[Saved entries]
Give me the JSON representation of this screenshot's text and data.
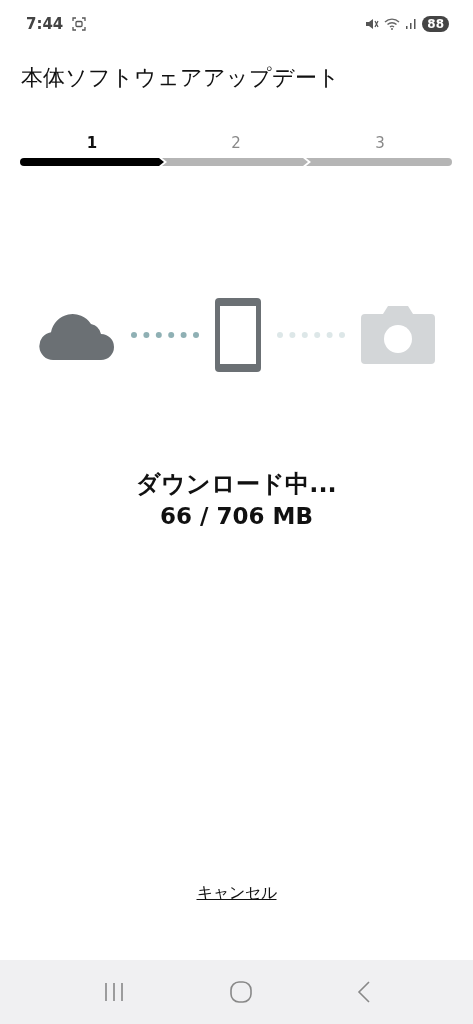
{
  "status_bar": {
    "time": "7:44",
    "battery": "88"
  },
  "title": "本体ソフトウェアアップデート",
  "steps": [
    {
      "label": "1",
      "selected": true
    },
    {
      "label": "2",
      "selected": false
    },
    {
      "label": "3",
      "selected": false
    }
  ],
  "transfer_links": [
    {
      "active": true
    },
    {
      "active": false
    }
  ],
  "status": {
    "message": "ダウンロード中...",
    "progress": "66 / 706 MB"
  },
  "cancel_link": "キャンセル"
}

TASK DETAILS: Pictures in the records must not appear in the copy; transcribe everything else precisely.

FINAL RESULT:
Give me the JSON representation of this screenshot's text and data.
{
  "status_bar": {
    "time": "7:44",
    "battery": "88"
  },
  "title": "本体ソフトウェアアップデート",
  "steps": [
    {
      "label": "1",
      "selected": true
    },
    {
      "label": "2",
      "selected": false
    },
    {
      "label": "3",
      "selected": false
    }
  ],
  "transfer_links": [
    {
      "active": true
    },
    {
      "active": false
    }
  ],
  "status": {
    "message": "ダウンロード中...",
    "progress": "66 / 706 MB"
  },
  "cancel_link": "キャンセル"
}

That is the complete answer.